=== Request ===
Retype the records below exactly as they appear, but leave out any pictures.

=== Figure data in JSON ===
* Begin *

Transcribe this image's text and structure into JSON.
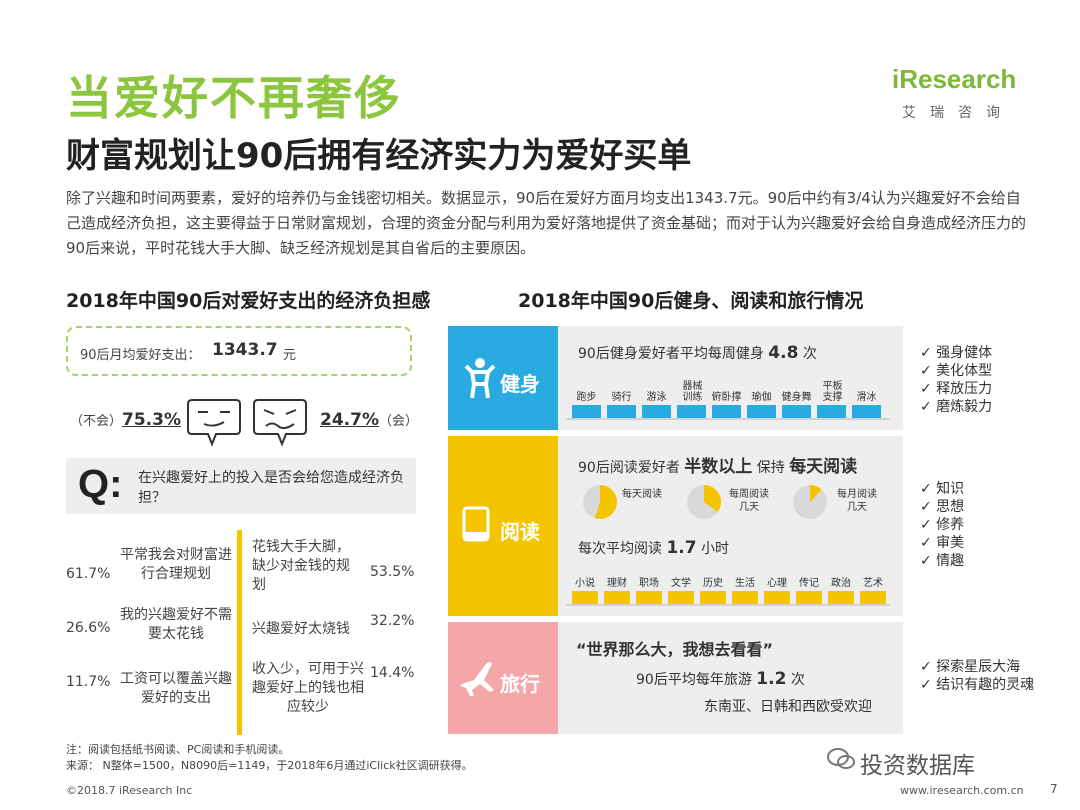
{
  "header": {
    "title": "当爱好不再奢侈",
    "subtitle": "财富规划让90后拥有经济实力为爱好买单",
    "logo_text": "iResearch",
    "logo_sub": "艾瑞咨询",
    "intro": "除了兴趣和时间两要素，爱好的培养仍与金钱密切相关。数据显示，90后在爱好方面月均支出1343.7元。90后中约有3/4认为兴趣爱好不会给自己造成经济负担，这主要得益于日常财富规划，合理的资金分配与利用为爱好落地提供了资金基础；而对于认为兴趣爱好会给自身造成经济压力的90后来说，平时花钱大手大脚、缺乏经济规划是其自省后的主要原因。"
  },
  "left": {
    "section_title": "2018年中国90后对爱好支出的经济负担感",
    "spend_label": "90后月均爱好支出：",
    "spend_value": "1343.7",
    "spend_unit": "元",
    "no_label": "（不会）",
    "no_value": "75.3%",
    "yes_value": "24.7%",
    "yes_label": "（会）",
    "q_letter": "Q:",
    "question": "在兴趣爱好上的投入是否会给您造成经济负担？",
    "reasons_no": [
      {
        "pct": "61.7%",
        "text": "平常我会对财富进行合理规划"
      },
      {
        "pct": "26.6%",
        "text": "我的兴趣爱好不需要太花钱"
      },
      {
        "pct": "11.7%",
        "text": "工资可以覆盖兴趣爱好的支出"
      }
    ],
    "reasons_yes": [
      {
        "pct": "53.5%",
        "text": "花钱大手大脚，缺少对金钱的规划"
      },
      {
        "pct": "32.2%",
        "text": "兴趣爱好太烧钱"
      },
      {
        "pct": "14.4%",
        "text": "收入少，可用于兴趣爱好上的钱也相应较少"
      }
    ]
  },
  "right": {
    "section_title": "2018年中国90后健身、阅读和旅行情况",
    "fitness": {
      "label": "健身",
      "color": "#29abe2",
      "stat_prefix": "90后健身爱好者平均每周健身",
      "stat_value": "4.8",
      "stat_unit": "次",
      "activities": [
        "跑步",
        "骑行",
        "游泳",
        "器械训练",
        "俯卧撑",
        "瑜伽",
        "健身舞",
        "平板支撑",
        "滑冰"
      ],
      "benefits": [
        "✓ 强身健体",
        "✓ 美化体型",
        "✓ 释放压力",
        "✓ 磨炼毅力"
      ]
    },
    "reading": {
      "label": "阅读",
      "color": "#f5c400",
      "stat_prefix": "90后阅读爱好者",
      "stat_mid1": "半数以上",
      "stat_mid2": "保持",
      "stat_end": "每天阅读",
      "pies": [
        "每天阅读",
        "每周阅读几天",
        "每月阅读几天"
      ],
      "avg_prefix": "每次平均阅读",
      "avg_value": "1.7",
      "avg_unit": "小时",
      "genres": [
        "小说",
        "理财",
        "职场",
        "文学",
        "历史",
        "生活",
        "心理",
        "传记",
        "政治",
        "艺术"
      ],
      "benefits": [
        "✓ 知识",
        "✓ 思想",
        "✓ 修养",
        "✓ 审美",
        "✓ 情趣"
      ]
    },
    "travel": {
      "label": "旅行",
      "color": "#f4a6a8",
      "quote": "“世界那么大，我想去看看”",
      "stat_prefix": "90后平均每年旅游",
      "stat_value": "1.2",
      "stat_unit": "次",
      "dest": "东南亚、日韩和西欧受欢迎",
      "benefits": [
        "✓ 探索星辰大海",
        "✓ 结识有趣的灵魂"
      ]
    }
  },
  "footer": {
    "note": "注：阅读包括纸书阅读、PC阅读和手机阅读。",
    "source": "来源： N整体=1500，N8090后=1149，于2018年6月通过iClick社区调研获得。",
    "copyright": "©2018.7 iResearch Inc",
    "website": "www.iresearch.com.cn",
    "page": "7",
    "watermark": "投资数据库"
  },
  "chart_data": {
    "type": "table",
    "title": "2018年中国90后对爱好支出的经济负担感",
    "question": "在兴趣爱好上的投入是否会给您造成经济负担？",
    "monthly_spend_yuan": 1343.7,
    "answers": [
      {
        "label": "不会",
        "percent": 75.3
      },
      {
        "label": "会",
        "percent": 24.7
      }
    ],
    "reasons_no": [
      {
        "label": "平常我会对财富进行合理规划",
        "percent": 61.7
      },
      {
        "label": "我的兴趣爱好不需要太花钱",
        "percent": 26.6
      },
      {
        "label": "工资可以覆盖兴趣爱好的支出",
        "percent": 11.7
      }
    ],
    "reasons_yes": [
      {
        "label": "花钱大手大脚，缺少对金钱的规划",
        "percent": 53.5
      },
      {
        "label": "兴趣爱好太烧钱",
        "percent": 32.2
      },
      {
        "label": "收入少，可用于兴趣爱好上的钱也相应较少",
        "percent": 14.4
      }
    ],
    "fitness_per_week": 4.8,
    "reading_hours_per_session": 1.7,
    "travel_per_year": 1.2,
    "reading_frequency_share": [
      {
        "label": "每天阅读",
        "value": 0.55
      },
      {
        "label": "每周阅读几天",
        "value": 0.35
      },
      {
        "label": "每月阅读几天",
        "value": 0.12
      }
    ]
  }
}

* End *

=== Task response ===
Transcribe this image's text and structure into JSON.
{
  "header": {
    "title": "当爱好不再奢侈",
    "subtitle": "财富规划让90后拥有经济实力为爱好买单",
    "logo_text": "iResearch",
    "logo_sub": "艾瑞咨询",
    "intro": "除了兴趣和时间两要素，爱好的培养仍与金钱密切相关。数据显示，90后在爱好方面月均支出1343.7元。90后中约有3/4认为兴趣爱好不会给自己造成经济负担，这主要得益于日常财富规划，合理的资金分配与利用为爱好落地提供了资金基础；而对于认为兴趣爱好会给自身造成经济压力的90后来说，平时花钱大手大脚、缺乏经济规划是其自省后的主要原因。"
  },
  "left": {
    "section_title": "2018年中国90后对爱好支出的经济负担感",
    "spend_label": "90后月均爱好支出：",
    "spend_value": "1343.7",
    "spend_unit": "元",
    "no_label": "（不会）",
    "no_value": "75.3%",
    "yes_value": "24.7%",
    "yes_label": "（会）",
    "q_letter": "Q:",
    "question": "在兴趣爱好上的投入是否会给您造成经济负担？",
    "reasons_no": [
      {
        "pct": "61.7%",
        "text": "平常我会对财富进行合理规划"
      },
      {
        "pct": "26.6%",
        "text": "我的兴趣爱好不需要太花钱"
      },
      {
        "pct": "11.7%",
        "text": "工资可以覆盖兴趣爱好的支出"
      }
    ],
    "reasons_yes": [
      {
        "pct": "53.5%",
        "text": "花钱大手大脚，缺少对金钱的规划"
      },
      {
        "pct": "32.2%",
        "text": "兴趣爱好太烧钱"
      },
      {
        "pct": "14.4%",
        "text": "收入少，可用于兴趣爱好上的钱也相应较少"
      }
    ]
  },
  "right": {
    "section_title": "2018年中国90后健身、阅读和旅行情况",
    "fitness": {
      "label": "健身",
      "color": "#29abe2",
      "stat_prefix": "90后健身爱好者平均每周健身",
      "stat_value": "4.8",
      "stat_unit": "次",
      "activities": [
        "跑步",
        "骑行",
        "游泳",
        "器械训练",
        "俯卧撑",
        "瑜伽",
        "健身舞",
        "平板支撑",
        "滑冰"
      ],
      "benefits": [
        "✓ 强身健体",
        "✓ 美化体型",
        "✓ 释放压力",
        "✓ 磨炼毅力"
      ]
    },
    "reading": {
      "label": "阅读",
      "color": "#f5c400",
      "stat_prefix": "90后阅读爱好者",
      "stat_mid1": "半数以上",
      "stat_mid2": "保持",
      "stat_end": "每天阅读",
      "pies": [
        "每天阅读",
        "每周阅读几天",
        "每月阅读几天"
      ],
      "avg_prefix": "每次平均阅读",
      "avg_value": "1.7",
      "avg_unit": "小时",
      "genres": [
        "小说",
        "理财",
        "职场",
        "文学",
        "历史",
        "生活",
        "心理",
        "传记",
        "政治",
        "艺术"
      ],
      "benefits": [
        "✓ 知识",
        "✓ 思想",
        "✓ 修养",
        "✓ 审美",
        "✓ 情趣"
      ]
    },
    "travel": {
      "label": "旅行",
      "color": "#f4a6a8",
      "quote": "“世界那么大，我想去看看”",
      "stat_prefix": "90后平均每年旅游",
      "stat_value": "1.2",
      "stat_unit": "次",
      "dest": "东南亚、日韩和西欧受欢迎",
      "benefits": [
        "✓ 探索星辰大海",
        "✓ 结识有趣的灵魂"
      ]
    }
  },
  "footer": {
    "note": "注：阅读包括纸书阅读、PC阅读和手机阅读。",
    "source": "来源： N整体=1500，N8090后=1149，于2018年6月通过iClick社区调研获得。",
    "copyright": "©2018.7 iResearch Inc",
    "website": "www.iresearch.com.cn",
    "page": "7",
    "watermark": "投资数据库"
  },
  "chart_data": {
    "type": "table",
    "title": "2018年中国90后对爱好支出的经济负担感",
    "question": "在兴趣爱好上的投入是否会给您造成经济负担？",
    "monthly_spend_yuan": 1343.7,
    "answers": [
      {
        "label": "不会",
        "percent": 75.3
      },
      {
        "label": "会",
        "percent": 24.7
      }
    ],
    "reasons_no": [
      {
        "label": "平常我会对财富进行合理规划",
        "percent": 61.7
      },
      {
        "label": "我的兴趣爱好不需要太花钱",
        "percent": 26.6
      },
      {
        "label": "工资可以覆盖兴趣爱好的支出",
        "percent": 11.7
      }
    ],
    "reasons_yes": [
      {
        "label": "花钱大手大脚，缺少对金钱的规划",
        "percent": 53.5
      },
      {
        "label": "兴趣爱好太烧钱",
        "percent": 32.2
      },
      {
        "label": "收入少，可用于兴趣爱好上的钱也相应较少",
        "percent": 14.4
      }
    ],
    "fitness_per_week": 4.8,
    "reading_hours_per_session": 1.7,
    "travel_per_year": 1.2,
    "reading_frequency_share": [
      {
        "label": "每天阅读",
        "value": 0.55
      },
      {
        "label": "每周阅读几天",
        "value": 0.35
      },
      {
        "label": "每月阅读几天",
        "value": 0.12
      }
    ]
  }
}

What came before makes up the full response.